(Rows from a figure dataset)
**********

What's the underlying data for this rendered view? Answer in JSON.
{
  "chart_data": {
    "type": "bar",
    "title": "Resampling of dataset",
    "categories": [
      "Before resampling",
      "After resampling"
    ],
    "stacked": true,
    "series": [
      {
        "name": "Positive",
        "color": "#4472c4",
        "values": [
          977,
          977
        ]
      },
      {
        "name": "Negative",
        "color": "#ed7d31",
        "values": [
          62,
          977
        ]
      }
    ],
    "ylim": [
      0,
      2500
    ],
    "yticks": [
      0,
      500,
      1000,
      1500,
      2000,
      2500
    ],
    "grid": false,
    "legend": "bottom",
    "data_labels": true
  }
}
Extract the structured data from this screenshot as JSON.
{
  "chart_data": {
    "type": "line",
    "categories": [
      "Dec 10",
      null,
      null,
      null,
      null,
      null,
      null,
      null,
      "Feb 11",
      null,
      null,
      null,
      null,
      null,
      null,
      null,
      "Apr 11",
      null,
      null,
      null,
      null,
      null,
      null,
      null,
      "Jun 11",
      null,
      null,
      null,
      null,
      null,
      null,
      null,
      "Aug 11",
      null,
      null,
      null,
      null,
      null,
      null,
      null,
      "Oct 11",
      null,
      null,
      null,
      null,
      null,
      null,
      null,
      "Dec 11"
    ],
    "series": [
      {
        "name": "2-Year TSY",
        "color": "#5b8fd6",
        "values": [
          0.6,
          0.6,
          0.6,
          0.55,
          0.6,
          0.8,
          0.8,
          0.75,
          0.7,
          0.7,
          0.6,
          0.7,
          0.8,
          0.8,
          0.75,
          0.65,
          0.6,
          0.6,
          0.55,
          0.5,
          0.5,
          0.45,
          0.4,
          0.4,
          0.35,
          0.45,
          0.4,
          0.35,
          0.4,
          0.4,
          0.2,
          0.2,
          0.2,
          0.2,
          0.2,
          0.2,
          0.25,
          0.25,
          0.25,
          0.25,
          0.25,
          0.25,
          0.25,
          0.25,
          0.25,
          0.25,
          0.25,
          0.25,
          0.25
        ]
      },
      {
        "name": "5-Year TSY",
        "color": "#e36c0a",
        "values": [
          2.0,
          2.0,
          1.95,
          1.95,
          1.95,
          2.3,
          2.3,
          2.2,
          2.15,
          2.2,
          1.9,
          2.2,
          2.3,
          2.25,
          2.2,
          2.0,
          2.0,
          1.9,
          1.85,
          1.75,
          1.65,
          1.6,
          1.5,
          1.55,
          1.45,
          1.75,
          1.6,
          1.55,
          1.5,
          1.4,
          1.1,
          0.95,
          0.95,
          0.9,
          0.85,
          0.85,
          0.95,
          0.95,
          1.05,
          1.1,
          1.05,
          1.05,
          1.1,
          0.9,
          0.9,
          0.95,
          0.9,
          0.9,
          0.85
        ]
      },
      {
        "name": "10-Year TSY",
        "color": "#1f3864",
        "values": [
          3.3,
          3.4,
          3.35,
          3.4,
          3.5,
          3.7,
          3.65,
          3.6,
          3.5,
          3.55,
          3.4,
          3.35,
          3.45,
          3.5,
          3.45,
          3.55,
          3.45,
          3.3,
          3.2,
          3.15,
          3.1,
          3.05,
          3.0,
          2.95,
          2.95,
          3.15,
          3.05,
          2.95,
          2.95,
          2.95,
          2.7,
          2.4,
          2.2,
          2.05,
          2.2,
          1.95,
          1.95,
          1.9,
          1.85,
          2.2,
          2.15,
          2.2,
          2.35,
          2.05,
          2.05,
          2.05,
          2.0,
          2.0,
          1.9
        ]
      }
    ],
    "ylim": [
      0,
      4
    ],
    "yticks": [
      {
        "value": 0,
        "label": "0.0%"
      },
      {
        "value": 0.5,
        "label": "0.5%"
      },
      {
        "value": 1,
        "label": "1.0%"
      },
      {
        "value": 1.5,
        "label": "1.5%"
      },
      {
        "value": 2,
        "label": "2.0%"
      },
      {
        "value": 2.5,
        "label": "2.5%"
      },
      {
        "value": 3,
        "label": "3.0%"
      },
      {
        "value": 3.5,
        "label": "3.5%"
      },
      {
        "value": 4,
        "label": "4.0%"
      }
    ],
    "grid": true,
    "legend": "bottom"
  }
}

**********

:: TASK INSTRUCTIONS ::
Restate the data above word for word, please.

:: THE SOLUTION ::
What's the underlying data for this rendered view? Answer in JSON.
{
  "chart_data": {
    "type": "bar",
    "title": "Resampling of dataset",
    "categories": [
      "Before resampling",
      "After resampling"
    ],
    "stacked": true,
    "series": [
      {
        "name": "Positive",
        "color": "#4472c4",
        "values": [
          977,
          977
        ]
      },
      {
        "name": "Negative",
        "color": "#ed7d31",
        "values": [
          62,
          977
        ]
      }
    ],
    "ylim": [
      0,
      2500
    ],
    "yticks": [
      0,
      500,
      1000,
      1500,
      2000,
      2500
    ],
    "grid": false,
    "legend": "bottom",
    "data_labels": true
  }
}
Extract the structured data from this screenshot as JSON.
{
  "chart_data": {
    "type": "line",
    "categories": [
      "Dec 10",
      null,
      null,
      null,
      null,
      null,
      null,
      null,
      "Feb 11",
      null,
      null,
      null,
      null,
      null,
      null,
      null,
      "Apr 11",
      null,
      null,
      null,
      null,
      null,
      null,
      null,
      "Jun 11",
      null,
      null,
      null,
      null,
      null,
      null,
      null,
      "Aug 11",
      null,
      null,
      null,
      null,
      null,
      null,
      null,
      "Oct 11",
      null,
      null,
      null,
      null,
      null,
      null,
      null,
      "Dec 11"
    ],
    "series": [
      {
        "name": "2-Year TSY",
        "color": "#5b8fd6",
        "values": [
          0.6,
          0.6,
          0.6,
          0.55,
          0.6,
          0.8,
          0.8,
          0.75,
          0.7,
          0.7,
          0.6,
          0.7,
          0.8,
          0.8,
          0.75,
          0.65,
          0.6,
          0.6,
          0.55,
          0.5,
          0.5,
          0.45,
          0.4,
          0.4,
          0.35,
          0.45,
          0.4,
          0.35,
          0.4,
          0.4,
          0.2,
          0.2,
          0.2,
          0.2,
          0.2,
          0.2,
          0.25,
          0.25,
          0.25,
          0.25,
          0.25,
          0.25,
          0.25,
          0.25,
          0.25,
          0.25,
          0.25,
          0.25,
          0.25
        ]
      },
      {
        "name": "5-Year TSY",
        "color": "#e36c0a",
        "values": [
          2.0,
          2.0,
          1.95,
          1.95,
          1.95,
          2.3,
          2.3,
          2.2,
          2.15,
          2.2,
          1.9,
          2.2,
          2.3,
          2.25,
          2.2,
          2.0,
          2.0,
          1.9,
          1.85,
          1.75,
          1.65,
          1.6,
          1.5,
          1.55,
          1.45,
          1.75,
          1.6,
          1.55,
          1.5,
          1.4,
          1.1,
          0.95,
          0.95,
          0.9,
          0.85,
          0.85,
          0.95,
          0.95,
          1.05,
          1.1,
          1.05,
          1.05,
          1.1,
          0.9,
          0.9,
          0.95,
          0.9,
          0.9,
          0.85
        ]
      },
      {
        "name": "10-Year TSY",
        "color": "#1f3864",
        "values": [
          3.3,
          3.4,
          3.35,
          3.4,
          3.5,
          3.7,
          3.65,
          3.6,
          3.5,
          3.55,
          3.4,
          3.35,
          3.45,
          3.5,
          3.45,
          3.55,
          3.45,
          3.3,
          3.2,
          3.15,
          3.1,
          3.05,
          3.0,
          2.95,
          2.95,
          3.15,
          3.05,
          2.95,
          2.95,
          2.95,
          2.7,
          2.4,
          2.2,
          2.05,
          2.2,
          1.95,
          1.95,
          1.9,
          1.85,
          2.2,
          2.15,
          2.2,
          2.35,
          2.05,
          2.05,
          2.05,
          2.0,
          2.0,
          1.9
        ]
      }
    ],
    "ylim": [
      0,
      4
    ],
    "yticks": [
      {
        "value": 0,
        "label": "0.0%"
      },
      {
        "value": 0.5,
        "label": "0.5%"
      },
      {
        "value": 1,
        "label": "1.0%"
      },
      {
        "value": 1.5,
        "label": "1.5%"
      },
      {
        "value": 2,
        "label": "2.0%"
      },
      {
        "value": 2.5,
        "label": "2.5%"
      },
      {
        "value": 3,
        "label": "3.0%"
      },
      {
        "value": 3.5,
        "label": "3.5%"
      },
      {
        "value": 4,
        "label": "4.0%"
      }
    ],
    "grid": true,
    "legend": "bottom"
  }
}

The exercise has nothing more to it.